*** Material supplied ***
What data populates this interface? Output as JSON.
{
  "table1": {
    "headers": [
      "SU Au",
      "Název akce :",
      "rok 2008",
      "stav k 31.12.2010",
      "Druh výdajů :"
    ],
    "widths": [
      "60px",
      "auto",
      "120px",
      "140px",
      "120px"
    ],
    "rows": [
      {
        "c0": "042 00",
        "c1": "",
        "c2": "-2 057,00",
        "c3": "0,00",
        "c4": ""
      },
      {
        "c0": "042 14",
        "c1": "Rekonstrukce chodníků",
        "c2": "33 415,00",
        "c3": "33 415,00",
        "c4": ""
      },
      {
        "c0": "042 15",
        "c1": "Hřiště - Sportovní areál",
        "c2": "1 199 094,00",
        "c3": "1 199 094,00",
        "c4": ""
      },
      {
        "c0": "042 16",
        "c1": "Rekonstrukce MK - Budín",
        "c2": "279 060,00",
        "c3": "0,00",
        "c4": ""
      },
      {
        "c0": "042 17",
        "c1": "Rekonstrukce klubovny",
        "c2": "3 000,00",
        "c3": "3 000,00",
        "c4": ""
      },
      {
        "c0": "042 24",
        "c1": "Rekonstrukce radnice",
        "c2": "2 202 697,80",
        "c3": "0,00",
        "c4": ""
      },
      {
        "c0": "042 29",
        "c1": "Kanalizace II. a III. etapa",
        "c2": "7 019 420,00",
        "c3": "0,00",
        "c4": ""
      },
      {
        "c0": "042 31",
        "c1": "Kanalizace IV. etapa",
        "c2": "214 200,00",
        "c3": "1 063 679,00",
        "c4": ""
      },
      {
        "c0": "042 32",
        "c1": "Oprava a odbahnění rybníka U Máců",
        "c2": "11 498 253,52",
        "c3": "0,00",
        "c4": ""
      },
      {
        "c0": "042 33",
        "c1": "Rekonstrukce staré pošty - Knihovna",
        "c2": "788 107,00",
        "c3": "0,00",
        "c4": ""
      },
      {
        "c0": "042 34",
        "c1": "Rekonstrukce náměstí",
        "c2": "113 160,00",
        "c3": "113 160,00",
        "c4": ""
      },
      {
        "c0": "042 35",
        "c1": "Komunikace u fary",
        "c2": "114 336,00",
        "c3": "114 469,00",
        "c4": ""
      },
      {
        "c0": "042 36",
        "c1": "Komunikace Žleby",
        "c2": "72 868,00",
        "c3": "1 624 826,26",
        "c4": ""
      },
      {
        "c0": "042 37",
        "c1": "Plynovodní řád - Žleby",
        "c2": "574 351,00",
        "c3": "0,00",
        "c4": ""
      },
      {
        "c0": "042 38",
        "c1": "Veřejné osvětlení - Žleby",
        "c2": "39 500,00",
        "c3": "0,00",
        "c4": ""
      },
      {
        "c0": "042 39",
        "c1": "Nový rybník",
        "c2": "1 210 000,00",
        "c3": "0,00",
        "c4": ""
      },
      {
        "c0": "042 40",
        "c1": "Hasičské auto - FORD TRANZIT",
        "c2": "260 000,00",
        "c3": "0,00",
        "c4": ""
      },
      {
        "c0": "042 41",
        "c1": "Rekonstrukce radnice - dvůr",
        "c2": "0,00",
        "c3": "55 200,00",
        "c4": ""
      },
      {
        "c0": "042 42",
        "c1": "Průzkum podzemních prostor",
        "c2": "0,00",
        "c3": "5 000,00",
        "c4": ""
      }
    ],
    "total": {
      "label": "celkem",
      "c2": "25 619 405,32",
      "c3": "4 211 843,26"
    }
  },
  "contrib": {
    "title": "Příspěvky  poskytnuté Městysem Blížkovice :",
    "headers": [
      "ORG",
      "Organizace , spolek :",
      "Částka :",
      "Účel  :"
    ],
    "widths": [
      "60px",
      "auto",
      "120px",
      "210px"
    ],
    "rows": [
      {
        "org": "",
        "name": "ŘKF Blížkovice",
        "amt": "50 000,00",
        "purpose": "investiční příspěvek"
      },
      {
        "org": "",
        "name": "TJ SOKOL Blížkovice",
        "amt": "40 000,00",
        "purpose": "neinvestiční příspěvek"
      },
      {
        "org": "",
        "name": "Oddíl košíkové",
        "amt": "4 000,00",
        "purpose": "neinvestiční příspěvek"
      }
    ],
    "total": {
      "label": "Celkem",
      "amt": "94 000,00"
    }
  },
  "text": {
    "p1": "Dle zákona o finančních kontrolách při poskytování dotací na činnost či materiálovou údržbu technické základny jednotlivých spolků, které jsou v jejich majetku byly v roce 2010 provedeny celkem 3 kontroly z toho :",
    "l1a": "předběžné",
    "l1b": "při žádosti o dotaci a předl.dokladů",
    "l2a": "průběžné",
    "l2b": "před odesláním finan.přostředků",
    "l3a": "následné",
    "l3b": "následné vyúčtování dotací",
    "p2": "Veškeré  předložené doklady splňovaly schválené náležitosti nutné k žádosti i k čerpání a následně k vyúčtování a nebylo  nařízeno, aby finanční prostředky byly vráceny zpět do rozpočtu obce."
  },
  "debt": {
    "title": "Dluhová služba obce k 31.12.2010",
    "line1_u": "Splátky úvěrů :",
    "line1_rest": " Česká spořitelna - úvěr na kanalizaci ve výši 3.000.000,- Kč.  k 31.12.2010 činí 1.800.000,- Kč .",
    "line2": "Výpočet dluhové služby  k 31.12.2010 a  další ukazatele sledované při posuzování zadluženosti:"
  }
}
***
*Task to complete*
Return the listing above word for word.

*The result*
What data populates this interface? Output as JSON.
{
  "table1": {
    "headers": [
      "SU Au",
      "Název akce :",
      "rok 2008",
      "stav k 31.12.2010",
      "Druh výdajů :"
    ],
    "widths": [
      "60px",
      "auto",
      "120px",
      "140px",
      "120px"
    ],
    "rows": [
      {
        "c0": "042 00",
        "c1": "",
        "c2": "-2 057,00",
        "c3": "0,00",
        "c4": ""
      },
      {
        "c0": "042 14",
        "c1": "Rekonstrukce chodníků",
        "c2": "33 415,00",
        "c3": "33 415,00",
        "c4": ""
      },
      {
        "c0": "042 15",
        "c1": "Hřiště - Sportovní areál",
        "c2": "1 199 094,00",
        "c3": "1 199 094,00",
        "c4": ""
      },
      {
        "c0": "042 16",
        "c1": "Rekonstrukce MK - Budín",
        "c2": "279 060,00",
        "c3": "0,00",
        "c4": ""
      },
      {
        "c0": "042 17",
        "c1": "Rekonstrukce klubovny",
        "c2": "3 000,00",
        "c3": "3 000,00",
        "c4": ""
      },
      {
        "c0": "042 24",
        "c1": "Rekonstrukce radnice",
        "c2": "2 202 697,80",
        "c3": "0,00",
        "c4": ""
      },
      {
        "c0": "042 29",
        "c1": "Kanalizace II. a III. etapa",
        "c2": "7 019 420,00",
        "c3": "0,00",
        "c4": ""
      },
      {
        "c0": "042 31",
        "c1": "Kanalizace IV. etapa",
        "c2": "214 200,00",
        "c3": "1 063 679,00",
        "c4": ""
      },
      {
        "c0": "042 32",
        "c1": "Oprava a odbahnění rybníka U Máců",
        "c2": "11 498 253,52",
        "c3": "0,00",
        "c4": ""
      },
      {
        "c0": "042 33",
        "c1": "Rekonstrukce staré pošty - Knihovna",
        "c2": "788 107,00",
        "c3": "0,00",
        "c4": ""
      },
      {
        "c0": "042 34",
        "c1": "Rekonstrukce náměstí",
        "c2": "113 160,00",
        "c3": "113 160,00",
        "c4": ""
      },
      {
        "c0": "042 35",
        "c1": "Komunikace u fary",
        "c2": "114 336,00",
        "c3": "114 469,00",
        "c4": ""
      },
      {
        "c0": "042 36",
        "c1": "Komunikace Žleby",
        "c2": "72 868,00",
        "c3": "1 624 826,26",
        "c4": ""
      },
      {
        "c0": "042 37",
        "c1": "Plynovodní řád - Žleby",
        "c2": "574 351,00",
        "c3": "0,00",
        "c4": ""
      },
      {
        "c0": "042 38",
        "c1": "Veřejné osvětlení - Žleby",
        "c2": "39 500,00",
        "c3": "0,00",
        "c4": ""
      },
      {
        "c0": "042 39",
        "c1": "Nový rybník",
        "c2": "1 210 000,00",
        "c3": "0,00",
        "c4": ""
      },
      {
        "c0": "042 40",
        "c1": "Hasičské auto - FORD TRANZIT",
        "c2": "260 000,00",
        "c3": "0,00",
        "c4": ""
      },
      {
        "c0": "042 41",
        "c1": "Rekonstrukce radnice - dvůr",
        "c2": "0,00",
        "c3": "55 200,00",
        "c4": ""
      },
      {
        "c0": "042 42",
        "c1": "Průzkum podzemních prostor",
        "c2": "0,00",
        "c3": "5 000,00",
        "c4": ""
      }
    ],
    "total": {
      "label": "celkem",
      "c2": "25 619 405,32",
      "c3": "4 211 843,26"
    }
  },
  "contrib": {
    "title": "Příspěvky  poskytnuté Městysem Blížkovice :",
    "headers": [
      "ORG",
      "Organizace , spolek :",
      "Částka :",
      "Účel  :"
    ],
    "widths": [
      "60px",
      "auto",
      "120px",
      "210px"
    ],
    "rows": [
      {
        "org": "",
        "name": "ŘKF Blížkovice",
        "amt": "50 000,00",
        "purpose": "investiční příspěvek"
      },
      {
        "org": "",
        "name": "TJ SOKOL Blížkovice",
        "amt": "40 000,00",
        "purpose": "neinvestiční příspěvek"
      },
      {
        "org": "",
        "name": "Oddíl košíkové",
        "amt": "4 000,00",
        "purpose": "neinvestiční příspěvek"
      }
    ],
    "total": {
      "label": "Celkem",
      "amt": "94 000,00"
    }
  },
  "text": {
    "p1": "Dle zákona o finančních kontrolách při poskytování dotací na činnost či materiálovou údržbu technické základny jednotlivých spolků, které jsou v jejich majetku byly v roce 2010 provedeny celkem 3 kontroly z toho :",
    "l1a": "předběžné",
    "l1b": "při žádosti o dotaci a předl.dokladů",
    "l2a": "průběžné",
    "l2b": "před odesláním finan.přostředků",
    "l3a": "následné",
    "l3b": "následné vyúčtování dotací",
    "p2": "Veškeré  předložené doklady splňovaly schválené náležitosti nutné k žádosti i k čerpání a následně k vyúčtování a nebylo  nařízeno, aby finanční prostředky byly vráceny zpět do rozpočtu obce."
  },
  "debt": {
    "title": "Dluhová služba obce k 31.12.2010",
    "line1_u": "Splátky úvěrů :",
    "line1_rest": " Česká spořitelna - úvěr na kanalizaci ve výši 3.000.000,- Kč.  k 31.12.2010 činí 1.800.000,- Kč .",
    "line2": "Výpočet dluhové služby  k 31.12.2010 a  další ukazatele sledované při posuzování zadluženosti:"
  }
}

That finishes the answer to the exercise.